§ Work instructions
In the entries that follow, count each line containing "заменить" and state the total, nothing more.

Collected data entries

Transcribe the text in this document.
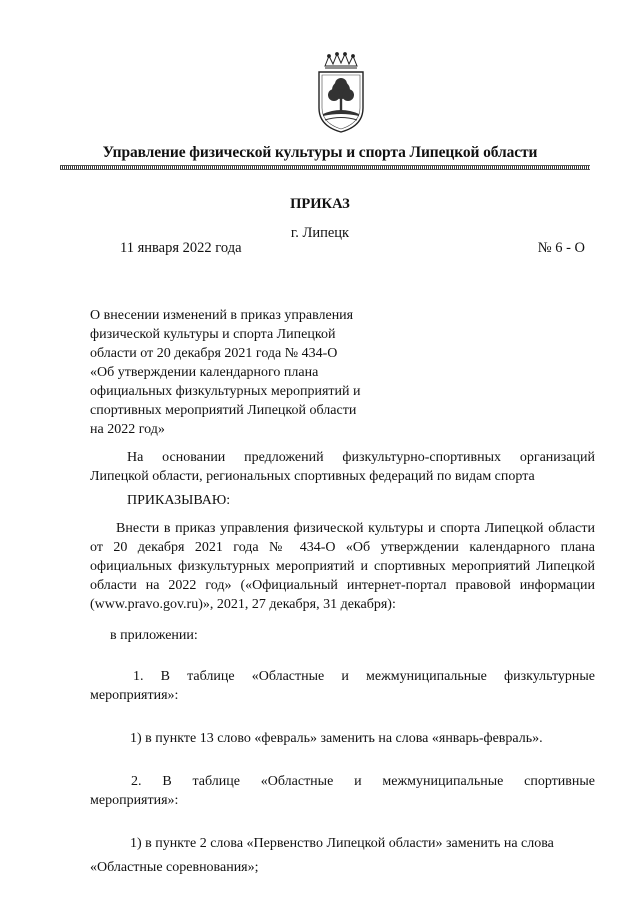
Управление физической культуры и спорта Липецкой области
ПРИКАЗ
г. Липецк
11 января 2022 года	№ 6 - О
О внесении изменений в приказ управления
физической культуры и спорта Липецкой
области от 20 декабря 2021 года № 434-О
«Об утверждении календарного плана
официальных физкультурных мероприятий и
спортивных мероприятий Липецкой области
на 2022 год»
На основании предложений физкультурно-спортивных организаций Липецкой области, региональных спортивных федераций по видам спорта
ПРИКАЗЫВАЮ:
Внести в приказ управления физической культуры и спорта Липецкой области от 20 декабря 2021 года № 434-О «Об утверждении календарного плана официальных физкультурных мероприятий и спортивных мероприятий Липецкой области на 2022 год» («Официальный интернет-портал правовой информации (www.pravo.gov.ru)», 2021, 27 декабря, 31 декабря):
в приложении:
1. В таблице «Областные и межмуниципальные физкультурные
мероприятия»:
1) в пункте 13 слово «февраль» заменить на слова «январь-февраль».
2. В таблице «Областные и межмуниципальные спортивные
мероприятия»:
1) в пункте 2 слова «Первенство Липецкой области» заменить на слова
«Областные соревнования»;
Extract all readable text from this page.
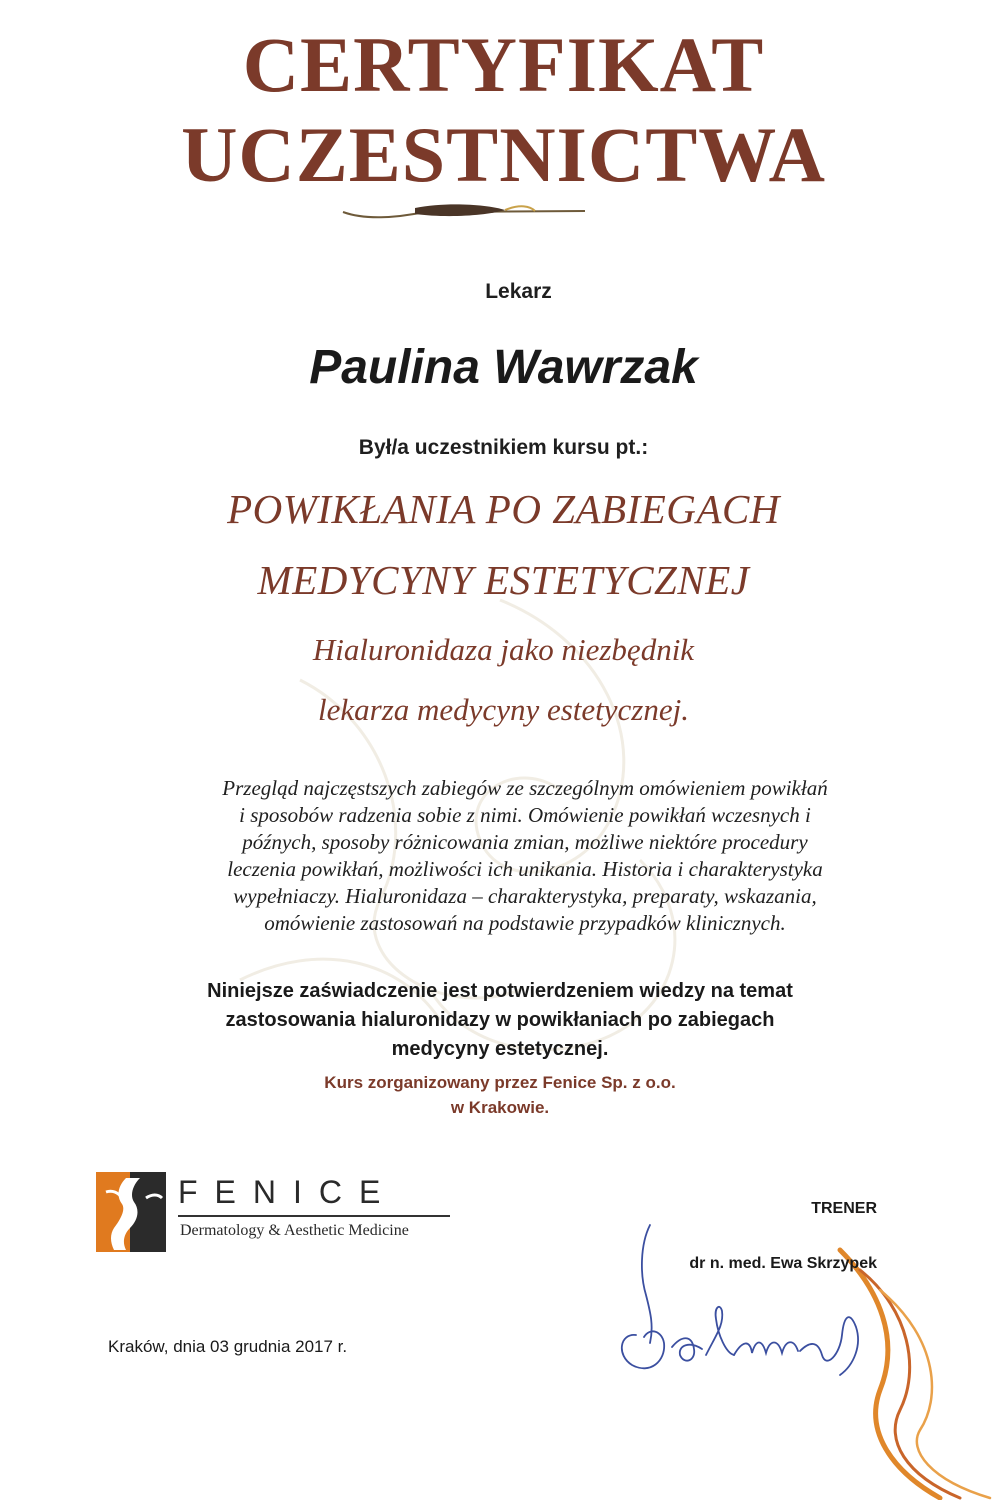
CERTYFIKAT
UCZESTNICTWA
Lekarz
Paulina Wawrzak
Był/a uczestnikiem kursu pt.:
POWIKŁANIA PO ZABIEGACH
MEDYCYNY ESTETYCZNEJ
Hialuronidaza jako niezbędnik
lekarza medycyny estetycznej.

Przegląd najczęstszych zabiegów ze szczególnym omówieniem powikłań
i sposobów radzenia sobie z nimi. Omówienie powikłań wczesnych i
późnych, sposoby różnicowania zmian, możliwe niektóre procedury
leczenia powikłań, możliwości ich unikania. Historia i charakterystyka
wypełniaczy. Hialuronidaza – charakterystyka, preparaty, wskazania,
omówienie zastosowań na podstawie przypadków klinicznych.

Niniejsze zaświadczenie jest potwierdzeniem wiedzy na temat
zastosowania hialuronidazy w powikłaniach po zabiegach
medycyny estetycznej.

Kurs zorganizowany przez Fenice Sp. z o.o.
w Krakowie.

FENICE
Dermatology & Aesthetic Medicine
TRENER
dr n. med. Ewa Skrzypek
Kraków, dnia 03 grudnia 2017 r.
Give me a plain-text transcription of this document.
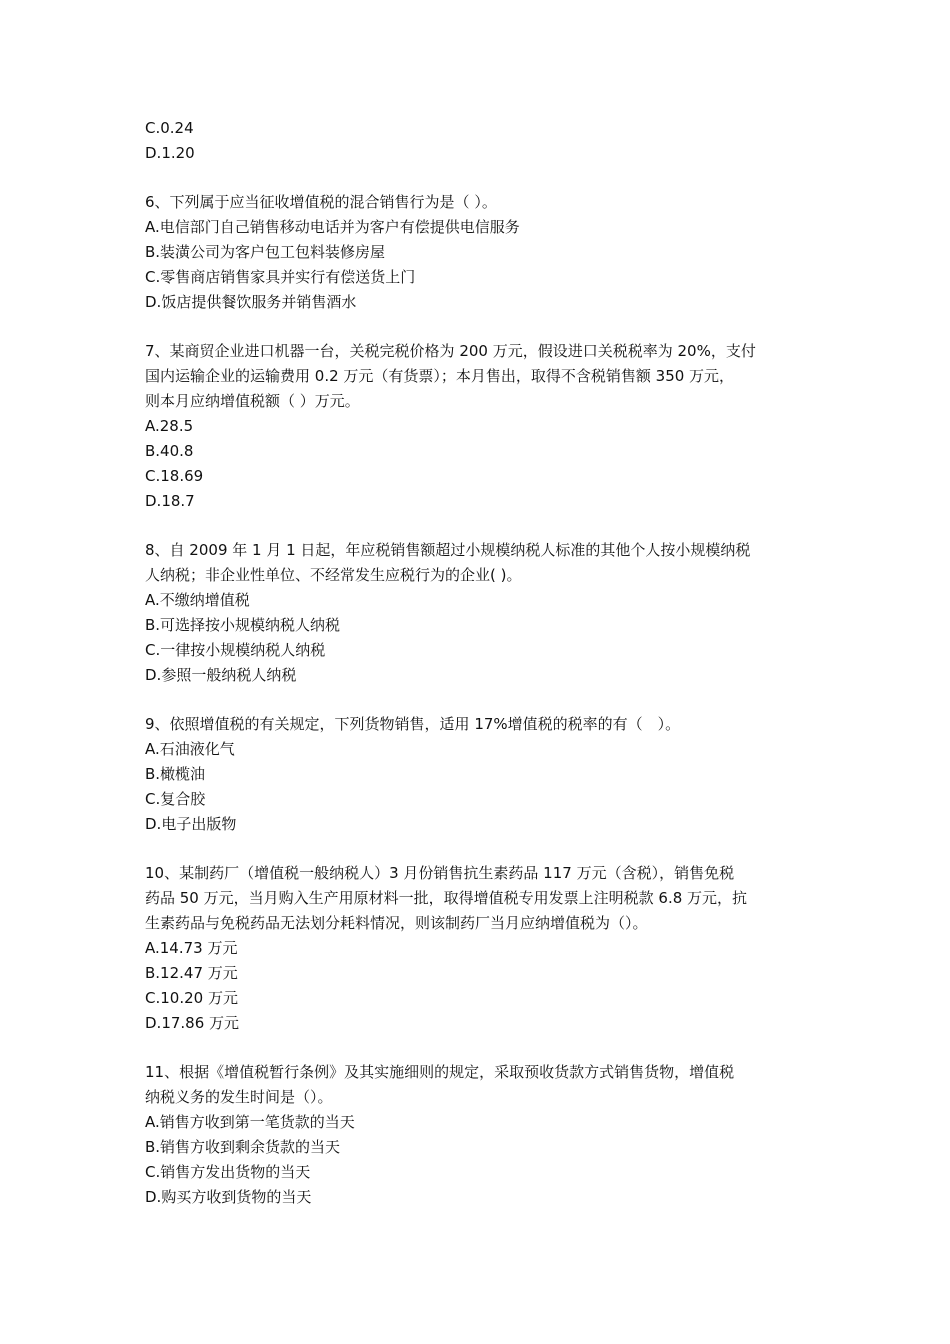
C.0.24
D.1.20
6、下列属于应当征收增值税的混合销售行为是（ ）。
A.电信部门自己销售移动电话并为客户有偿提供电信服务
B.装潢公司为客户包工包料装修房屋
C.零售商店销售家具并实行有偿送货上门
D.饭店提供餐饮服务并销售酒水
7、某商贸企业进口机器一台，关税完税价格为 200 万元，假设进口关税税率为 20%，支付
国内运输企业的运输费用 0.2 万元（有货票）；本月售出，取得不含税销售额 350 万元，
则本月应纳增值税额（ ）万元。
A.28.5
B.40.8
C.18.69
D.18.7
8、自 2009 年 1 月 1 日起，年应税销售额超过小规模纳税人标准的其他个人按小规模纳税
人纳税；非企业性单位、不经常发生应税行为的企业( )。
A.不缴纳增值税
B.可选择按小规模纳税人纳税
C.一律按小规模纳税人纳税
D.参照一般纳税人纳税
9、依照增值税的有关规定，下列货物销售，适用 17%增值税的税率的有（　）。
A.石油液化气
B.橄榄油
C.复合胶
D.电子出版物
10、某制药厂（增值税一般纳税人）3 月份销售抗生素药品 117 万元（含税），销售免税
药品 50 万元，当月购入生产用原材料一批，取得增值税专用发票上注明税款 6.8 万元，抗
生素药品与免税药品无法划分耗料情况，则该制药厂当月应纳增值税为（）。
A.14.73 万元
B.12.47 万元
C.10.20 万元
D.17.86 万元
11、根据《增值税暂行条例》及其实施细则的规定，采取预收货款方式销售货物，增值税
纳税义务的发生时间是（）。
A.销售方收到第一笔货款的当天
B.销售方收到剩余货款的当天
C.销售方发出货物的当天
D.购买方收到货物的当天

§ Response below
2